• [GIVEN EXERCISE]
Repeat each line word for word.

• [RECORDS SUPPLIED]
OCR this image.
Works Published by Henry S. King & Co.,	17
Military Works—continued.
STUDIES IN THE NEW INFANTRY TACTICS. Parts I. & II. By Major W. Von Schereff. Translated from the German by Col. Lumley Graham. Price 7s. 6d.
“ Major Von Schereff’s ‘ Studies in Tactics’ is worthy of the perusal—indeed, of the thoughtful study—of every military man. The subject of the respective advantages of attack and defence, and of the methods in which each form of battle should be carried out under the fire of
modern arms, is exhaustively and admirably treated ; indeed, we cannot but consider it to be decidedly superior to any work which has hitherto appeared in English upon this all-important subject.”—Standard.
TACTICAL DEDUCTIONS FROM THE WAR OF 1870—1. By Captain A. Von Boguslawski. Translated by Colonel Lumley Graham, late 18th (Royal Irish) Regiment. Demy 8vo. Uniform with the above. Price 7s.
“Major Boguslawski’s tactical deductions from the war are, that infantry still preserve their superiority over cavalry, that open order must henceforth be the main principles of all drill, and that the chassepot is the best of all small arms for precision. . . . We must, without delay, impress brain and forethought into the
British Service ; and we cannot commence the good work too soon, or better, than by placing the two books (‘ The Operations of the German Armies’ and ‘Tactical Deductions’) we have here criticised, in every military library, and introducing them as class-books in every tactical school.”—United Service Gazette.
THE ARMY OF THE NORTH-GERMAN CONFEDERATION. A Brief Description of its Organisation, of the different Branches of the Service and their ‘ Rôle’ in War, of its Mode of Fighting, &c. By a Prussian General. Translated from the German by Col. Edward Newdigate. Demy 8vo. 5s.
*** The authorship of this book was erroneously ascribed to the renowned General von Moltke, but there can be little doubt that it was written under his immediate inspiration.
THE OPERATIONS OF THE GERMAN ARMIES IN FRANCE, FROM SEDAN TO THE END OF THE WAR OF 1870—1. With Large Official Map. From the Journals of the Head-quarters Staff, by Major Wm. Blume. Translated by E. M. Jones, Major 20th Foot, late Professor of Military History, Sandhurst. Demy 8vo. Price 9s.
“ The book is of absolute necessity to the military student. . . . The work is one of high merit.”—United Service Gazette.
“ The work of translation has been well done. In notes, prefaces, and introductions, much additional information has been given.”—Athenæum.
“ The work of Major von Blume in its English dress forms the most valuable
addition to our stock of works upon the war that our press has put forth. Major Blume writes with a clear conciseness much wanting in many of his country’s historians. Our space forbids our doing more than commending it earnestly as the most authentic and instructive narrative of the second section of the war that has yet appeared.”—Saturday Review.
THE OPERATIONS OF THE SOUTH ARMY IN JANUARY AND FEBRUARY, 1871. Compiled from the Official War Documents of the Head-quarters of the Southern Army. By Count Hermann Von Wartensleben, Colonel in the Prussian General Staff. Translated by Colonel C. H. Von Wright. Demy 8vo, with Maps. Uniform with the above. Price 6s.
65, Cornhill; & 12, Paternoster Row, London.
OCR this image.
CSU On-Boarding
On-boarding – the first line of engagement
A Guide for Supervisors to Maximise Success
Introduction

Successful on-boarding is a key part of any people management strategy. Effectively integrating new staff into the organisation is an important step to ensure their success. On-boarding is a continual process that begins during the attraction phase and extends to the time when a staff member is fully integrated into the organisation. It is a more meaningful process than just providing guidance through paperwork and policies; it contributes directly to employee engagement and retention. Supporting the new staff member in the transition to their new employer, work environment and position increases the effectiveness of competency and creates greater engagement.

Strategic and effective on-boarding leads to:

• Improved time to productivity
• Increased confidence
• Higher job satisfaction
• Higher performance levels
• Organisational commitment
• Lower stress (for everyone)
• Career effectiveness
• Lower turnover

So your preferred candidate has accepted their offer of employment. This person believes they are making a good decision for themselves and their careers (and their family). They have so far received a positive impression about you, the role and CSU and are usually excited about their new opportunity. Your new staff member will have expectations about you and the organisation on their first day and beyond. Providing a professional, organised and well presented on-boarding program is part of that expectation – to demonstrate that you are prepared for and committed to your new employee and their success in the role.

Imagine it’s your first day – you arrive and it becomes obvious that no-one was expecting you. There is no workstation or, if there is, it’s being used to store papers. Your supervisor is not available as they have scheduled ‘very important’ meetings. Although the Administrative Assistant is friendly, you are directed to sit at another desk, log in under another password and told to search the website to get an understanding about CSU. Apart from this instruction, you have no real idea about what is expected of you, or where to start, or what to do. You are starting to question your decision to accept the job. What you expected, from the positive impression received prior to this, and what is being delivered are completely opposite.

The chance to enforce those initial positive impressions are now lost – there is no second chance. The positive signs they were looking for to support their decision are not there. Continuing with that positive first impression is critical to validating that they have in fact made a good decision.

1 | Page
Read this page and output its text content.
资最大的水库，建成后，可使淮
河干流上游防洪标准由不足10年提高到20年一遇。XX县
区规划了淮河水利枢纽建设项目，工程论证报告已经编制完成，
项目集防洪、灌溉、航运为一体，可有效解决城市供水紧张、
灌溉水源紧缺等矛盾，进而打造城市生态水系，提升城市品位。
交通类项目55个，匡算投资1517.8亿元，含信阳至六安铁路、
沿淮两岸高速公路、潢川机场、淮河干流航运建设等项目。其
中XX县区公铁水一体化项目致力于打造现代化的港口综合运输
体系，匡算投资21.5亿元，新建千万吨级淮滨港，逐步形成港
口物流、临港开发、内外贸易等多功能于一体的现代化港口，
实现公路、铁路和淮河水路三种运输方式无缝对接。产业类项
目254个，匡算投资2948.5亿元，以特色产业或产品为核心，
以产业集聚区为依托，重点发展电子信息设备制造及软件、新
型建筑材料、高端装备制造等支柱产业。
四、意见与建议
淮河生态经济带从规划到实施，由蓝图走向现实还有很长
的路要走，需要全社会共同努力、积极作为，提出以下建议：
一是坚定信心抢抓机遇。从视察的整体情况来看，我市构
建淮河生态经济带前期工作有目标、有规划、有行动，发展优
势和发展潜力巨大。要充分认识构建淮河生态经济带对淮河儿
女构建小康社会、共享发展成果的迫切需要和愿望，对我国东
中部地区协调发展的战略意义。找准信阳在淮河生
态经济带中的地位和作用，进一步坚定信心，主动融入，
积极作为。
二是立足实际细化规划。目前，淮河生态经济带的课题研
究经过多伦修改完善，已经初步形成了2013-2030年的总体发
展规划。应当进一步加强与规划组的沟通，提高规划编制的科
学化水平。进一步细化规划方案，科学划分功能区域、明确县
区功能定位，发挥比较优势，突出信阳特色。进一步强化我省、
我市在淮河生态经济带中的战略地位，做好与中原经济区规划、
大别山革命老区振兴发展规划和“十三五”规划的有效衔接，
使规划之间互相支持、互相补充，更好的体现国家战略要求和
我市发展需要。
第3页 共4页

• [THE ANSWER]
OCR this image.
Works Published by Henry S. King & Co.,	17
Military Works—continued.
STUDIES IN THE NEW INFANTRY TACTICS. Parts I. & II. By Major W. Von Schereff. Translated from the German by Col. Lumley Graham. Price 7s. 6d.
“ Major Von Schereff’s ‘ Studies in Tactics’ is worthy of the perusal—indeed, of the thoughtful study—of every military man. The subject of the respective advantages of attack and defence, and of the methods in which each form of battle should be carried out under the fire of
modern arms, is exhaustively and admirably treated ; indeed, we cannot but consider it to be decidedly superior to any work which has hitherto appeared in English upon this all-important subject.”—Standard.
TACTICAL DEDUCTIONS FROM THE WAR OF 1870—1. By Captain A. Von Boguslawski. Translated by Colonel Lumley Graham, late 18th (Royal Irish) Regiment. Demy 8vo. Uniform with the above. Price 7s.
“Major Boguslawski’s tactical deductions from the war are, that infantry still preserve their superiority over cavalry, that open order must henceforth be the main principles of all drill, and that the chassepot is the best of all small arms for precision. . . . We must, without delay, impress brain and forethought into the
British Service ; and we cannot commence the good work too soon, or better, than by placing the two books (‘ The Operations of the German Armies’ and ‘Tactical Deductions’) we have here criticised, in every military library, and introducing them as class-books in every tactical school.”—United Service Gazette.
THE ARMY OF THE NORTH-GERMAN CONFEDERATION. A Brief Description of its Organisation, of the different Branches of the Service and their ‘ Rôle’ in War, of its Mode of Fighting, &c. By a Prussian General. Translated from the German by Col. Edward Newdigate. Demy 8vo. 5s.
*** The authorship of this book was erroneously ascribed to the renowned General von Moltke, but there can be little doubt that it was written under his immediate inspiration.
THE OPERATIONS OF THE GERMAN ARMIES IN FRANCE, FROM SEDAN TO THE END OF THE WAR OF 1870—1. With Large Official Map. From the Journals of the Head-quarters Staff, by Major Wm. Blume. Translated by E. M. Jones, Major 20th Foot, late Professor of Military History, Sandhurst. Demy 8vo. Price 9s.
“ The book is of absolute necessity to the military student. . . . The work is one of high merit.”—United Service Gazette.
“ The work of translation has been well done. In notes, prefaces, and introductions, much additional information has been given.”—Athenæum.
“ The work of Major von Blume in its English dress forms the most valuable
addition to our stock of works upon the war that our press has put forth. Major Blume writes with a clear conciseness much wanting in many of his country’s historians. Our space forbids our doing more than commending it earnestly as the most authentic and instructive narrative of the second section of the war that has yet appeared.”—Saturday Review.
THE OPERATIONS OF THE SOUTH ARMY IN JANUARY AND FEBRUARY, 1871. Compiled from the Official War Documents of the Head-quarters of the Southern Army. By Count Hermann Von Wartensleben, Colonel in the Prussian General Staff. Translated by Colonel C. H. Von Wright. Demy 8vo, with Maps. Uniform with the above. Price 6s.
65, Cornhill; & 12, Paternoster Row, London.
OCR this image.
CSU On-Boarding
On-boarding – the first line of engagement
A Guide for Supervisors to Maximise Success
Introduction

Successful on-boarding is a key part of any people management strategy. Effectively integrating new staff into the organisation is an important step to ensure their success. On-boarding is a continual process that begins during the attraction phase and extends to the time when a staff member is fully integrated into the organisation. It is a more meaningful process than just providing guidance through paperwork and policies; it contributes directly to employee engagement and retention. Supporting the new staff member in the transition to their new employer, work environment and position increases the effectiveness of competency and creates greater engagement.

Strategic and effective on-boarding leads to:

• Improved time to productivity
• Increased confidence
• Higher job satisfaction
• Higher performance levels
• Organisational commitment
• Lower stress (for everyone)
• Career effectiveness
• Lower turnover

So your preferred candidate has accepted their offer of employment. This person believes they are making a good decision for themselves and their careers (and their family). They have so far received a positive impression about you, the role and CSU and are usually excited about their new opportunity. Your new staff member will have expectations about you and the organisation on their first day and beyond. Providing a professional, organised and well presented on-boarding program is part of that expectation – to demonstrate that you are prepared for and committed to your new employee and their success in the role.

Imagine it’s your first day – you arrive and it becomes obvious that no-one was expecting you. There is no workstation or, if there is, it’s being used to store papers. Your supervisor is not available as they have scheduled ‘very important’ meetings. Although the Administrative Assistant is friendly, you are directed to sit at another desk, log in under another password and told to search the website to get an understanding about CSU. Apart from this instruction, you have no real idea about what is expected of you, or where to start, or what to do. You are starting to question your decision to accept the job. What you expected, from the positive impression received prior to this, and what is being delivered are completely opposite.

The chance to enforce those initial positive impressions are now lost – there is no second chance. The positive signs they were looking for to support their decision are not there. Continuing with that positive first impression is critical to validating that they have in fact made a good decision.

1 | Page
Read this page and output its text content.
资最大的水库，建成后，可使淮
河干流上游防洪标准由不足10年提高到20年一遇。XX县
区规划了淮河水利枢纽建设项目，工程论证报告已经编制完成，
项目集防洪、灌溉、航运为一体，可有效解决城市供水紧张、
灌溉水源紧缺等矛盾，进而打造城市生态水系，提升城市品位。
交通类项目55个，匡算投资1517.8亿元，含信阳至六安铁路、
沿淮两岸高速公路、潢川机场、淮河干流航运建设等项目。其
中XX县区公铁水一体化项目致力于打造现代化的港口综合运输
体系，匡算投资21.5亿元，新建千万吨级淮滨港，逐步形成港
口物流、临港开发、内外贸易等多功能于一体的现代化港口，
实现公路、铁路和淮河水路三种运输方式无缝对接。产业类项
目254个，匡算投资2948.5亿元，以特色产业或产品为核心，
以产业集聚区为依托，重点发展电子信息设备制造及软件、新
型建筑材料、高端装备制造等支柱产业。
四、意见与建议
淮河生态经济带从规划到实施，由蓝图走向现实还有很长
的路要走，需要全社会共同努力、积极作为，提出以下建议：
一是坚定信心抢抓机遇。从视察的整体情况来看，我市构
建淮河生态经济带前期工作有目标、有规划、有行动，发展优
势和发展潜力巨大。要充分认识构建淮河生态经济带对淮河儿
女构建小康社会、共享发展成果的迫切需要和愿望，对我国东
中部地区协调发展的战略意义。找准信阳在淮河生
态经济带中的地位和作用，进一步坚定信心，主动融入，
积极作为。
二是立足实际细化规划。目前，淮河生态经济带的课题研
究经过多伦修改完善，已经初步形成了2013-2030年的总体发
展规划。应当进一步加强与规划组的沟通，提高规划编制的科
学化水平。进一步细化规划方案，科学划分功能区域、明确县
区功能定位，发挥比较优势，突出信阳特色。进一步强化我省、
我市在淮河生态经济带中的战略地位，做好与中原经济区规划、
大别山革命老区振兴发展规划和“十三五”规划的有效衔接，
使规划之间互相支持、互相补充，更好的体现国家战略要求和
我市发展需要。
第3页 共4页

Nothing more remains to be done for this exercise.